▸ **Extracted data**:

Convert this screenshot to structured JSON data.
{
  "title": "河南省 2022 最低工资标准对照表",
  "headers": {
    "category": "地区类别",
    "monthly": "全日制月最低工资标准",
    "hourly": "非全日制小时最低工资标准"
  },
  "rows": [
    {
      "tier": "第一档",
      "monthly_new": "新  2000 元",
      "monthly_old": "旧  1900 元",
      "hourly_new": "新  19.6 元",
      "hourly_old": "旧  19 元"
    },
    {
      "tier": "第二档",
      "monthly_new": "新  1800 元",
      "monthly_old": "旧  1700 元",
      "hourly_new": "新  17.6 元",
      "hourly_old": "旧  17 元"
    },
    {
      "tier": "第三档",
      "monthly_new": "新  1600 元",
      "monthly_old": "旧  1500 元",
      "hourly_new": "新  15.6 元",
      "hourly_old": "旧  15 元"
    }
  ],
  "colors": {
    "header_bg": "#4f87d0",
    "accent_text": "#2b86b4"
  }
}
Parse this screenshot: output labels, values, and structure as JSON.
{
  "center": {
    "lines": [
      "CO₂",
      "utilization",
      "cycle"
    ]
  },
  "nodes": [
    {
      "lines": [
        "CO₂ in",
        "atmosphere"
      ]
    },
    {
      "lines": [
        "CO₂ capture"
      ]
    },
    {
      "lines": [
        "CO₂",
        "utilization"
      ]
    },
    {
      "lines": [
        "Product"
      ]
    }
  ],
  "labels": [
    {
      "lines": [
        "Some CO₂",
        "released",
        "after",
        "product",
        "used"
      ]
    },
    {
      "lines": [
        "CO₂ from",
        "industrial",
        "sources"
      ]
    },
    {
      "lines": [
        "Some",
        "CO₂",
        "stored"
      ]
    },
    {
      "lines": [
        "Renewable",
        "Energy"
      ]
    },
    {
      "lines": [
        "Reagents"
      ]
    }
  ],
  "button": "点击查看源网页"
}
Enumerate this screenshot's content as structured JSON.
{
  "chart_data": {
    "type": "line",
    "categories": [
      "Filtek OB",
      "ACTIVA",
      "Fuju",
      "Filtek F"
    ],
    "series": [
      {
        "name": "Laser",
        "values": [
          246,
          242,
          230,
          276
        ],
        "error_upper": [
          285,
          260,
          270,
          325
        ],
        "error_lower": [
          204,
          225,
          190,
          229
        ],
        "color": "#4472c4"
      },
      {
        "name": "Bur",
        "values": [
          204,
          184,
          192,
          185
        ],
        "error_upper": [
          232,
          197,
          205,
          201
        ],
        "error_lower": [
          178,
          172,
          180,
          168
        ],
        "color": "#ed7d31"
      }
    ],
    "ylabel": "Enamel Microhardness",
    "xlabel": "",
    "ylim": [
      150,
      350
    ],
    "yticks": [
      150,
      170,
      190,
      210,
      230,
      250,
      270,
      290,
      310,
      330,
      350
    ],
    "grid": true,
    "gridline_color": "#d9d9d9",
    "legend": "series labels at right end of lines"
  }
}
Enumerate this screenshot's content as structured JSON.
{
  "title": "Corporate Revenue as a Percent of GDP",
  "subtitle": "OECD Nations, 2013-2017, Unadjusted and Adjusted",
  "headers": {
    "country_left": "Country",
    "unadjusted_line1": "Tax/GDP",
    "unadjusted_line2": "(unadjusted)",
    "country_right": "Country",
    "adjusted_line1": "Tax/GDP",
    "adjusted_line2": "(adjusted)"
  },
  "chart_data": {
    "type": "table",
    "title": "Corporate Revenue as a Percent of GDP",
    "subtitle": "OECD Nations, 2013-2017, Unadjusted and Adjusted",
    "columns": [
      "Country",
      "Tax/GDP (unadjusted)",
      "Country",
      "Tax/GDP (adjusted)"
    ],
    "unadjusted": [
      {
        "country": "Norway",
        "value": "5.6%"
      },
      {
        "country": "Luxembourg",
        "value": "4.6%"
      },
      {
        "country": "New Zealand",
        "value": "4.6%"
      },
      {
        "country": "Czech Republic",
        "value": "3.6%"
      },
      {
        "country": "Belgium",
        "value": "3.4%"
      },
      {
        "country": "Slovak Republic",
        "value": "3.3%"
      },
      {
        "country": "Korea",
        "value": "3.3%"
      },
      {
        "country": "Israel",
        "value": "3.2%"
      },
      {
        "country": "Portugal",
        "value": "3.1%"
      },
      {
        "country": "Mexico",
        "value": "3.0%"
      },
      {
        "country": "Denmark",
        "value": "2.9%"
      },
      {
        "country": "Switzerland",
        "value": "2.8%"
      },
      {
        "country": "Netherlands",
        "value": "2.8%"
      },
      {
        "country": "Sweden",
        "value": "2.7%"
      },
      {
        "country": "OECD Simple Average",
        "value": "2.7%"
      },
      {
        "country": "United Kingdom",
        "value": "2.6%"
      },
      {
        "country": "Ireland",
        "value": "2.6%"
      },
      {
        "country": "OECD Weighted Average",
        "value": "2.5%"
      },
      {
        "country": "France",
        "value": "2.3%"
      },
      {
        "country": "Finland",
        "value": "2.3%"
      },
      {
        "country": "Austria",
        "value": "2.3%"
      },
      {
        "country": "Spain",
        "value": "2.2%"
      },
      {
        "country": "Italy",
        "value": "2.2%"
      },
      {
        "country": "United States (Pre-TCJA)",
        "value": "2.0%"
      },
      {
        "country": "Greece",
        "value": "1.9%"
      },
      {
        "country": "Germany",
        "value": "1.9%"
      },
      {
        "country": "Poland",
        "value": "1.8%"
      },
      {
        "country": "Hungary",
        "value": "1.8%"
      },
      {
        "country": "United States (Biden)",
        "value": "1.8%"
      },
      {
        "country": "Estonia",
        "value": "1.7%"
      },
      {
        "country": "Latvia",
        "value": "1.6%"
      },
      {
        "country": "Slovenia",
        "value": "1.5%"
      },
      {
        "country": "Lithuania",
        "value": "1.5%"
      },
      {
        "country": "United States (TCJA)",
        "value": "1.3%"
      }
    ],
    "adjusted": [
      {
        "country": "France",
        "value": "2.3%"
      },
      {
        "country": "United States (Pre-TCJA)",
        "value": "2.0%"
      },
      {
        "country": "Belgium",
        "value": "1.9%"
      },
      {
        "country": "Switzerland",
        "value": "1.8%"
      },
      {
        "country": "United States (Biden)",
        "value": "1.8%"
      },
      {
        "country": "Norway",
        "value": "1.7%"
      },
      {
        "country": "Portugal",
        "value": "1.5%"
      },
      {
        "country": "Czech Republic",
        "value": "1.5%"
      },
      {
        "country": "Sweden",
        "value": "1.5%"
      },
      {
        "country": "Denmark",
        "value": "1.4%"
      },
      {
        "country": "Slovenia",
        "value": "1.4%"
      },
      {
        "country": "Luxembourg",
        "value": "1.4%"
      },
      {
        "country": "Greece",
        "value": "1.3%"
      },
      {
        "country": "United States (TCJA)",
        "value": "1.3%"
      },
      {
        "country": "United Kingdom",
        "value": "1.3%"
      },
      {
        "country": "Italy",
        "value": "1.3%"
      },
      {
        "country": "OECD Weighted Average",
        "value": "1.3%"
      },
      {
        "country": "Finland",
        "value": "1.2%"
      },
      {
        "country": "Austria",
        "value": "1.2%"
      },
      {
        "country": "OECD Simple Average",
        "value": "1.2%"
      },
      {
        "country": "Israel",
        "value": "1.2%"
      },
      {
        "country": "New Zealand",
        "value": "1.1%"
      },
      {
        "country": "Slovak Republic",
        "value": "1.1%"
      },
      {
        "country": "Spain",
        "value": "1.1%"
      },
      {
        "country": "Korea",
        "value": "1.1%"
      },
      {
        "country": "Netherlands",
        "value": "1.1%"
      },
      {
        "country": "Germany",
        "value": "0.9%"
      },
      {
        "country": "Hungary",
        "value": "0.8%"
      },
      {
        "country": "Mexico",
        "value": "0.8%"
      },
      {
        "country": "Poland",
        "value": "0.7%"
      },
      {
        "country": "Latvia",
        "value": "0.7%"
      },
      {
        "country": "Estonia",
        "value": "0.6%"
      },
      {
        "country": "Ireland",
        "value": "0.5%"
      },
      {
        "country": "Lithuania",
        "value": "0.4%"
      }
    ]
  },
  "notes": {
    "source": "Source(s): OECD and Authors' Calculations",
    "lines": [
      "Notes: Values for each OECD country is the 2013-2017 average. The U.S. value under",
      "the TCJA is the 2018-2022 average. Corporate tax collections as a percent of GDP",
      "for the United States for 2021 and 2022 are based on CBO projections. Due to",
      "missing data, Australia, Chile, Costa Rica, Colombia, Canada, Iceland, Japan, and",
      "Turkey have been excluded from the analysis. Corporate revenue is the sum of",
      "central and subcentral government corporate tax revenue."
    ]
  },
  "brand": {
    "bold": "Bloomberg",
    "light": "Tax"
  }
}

▸ **Description of the task**:
Filter out every line that lacks the word "Nations", and copy the rest.

▸ **Solution to the problem**:
  "subtitle": "OECD Nations, 2013-2017, Unadjusted and Adjusted",
    "subtitle": "OECD Nations, 2013-2017, Unadjusted and Adjusted",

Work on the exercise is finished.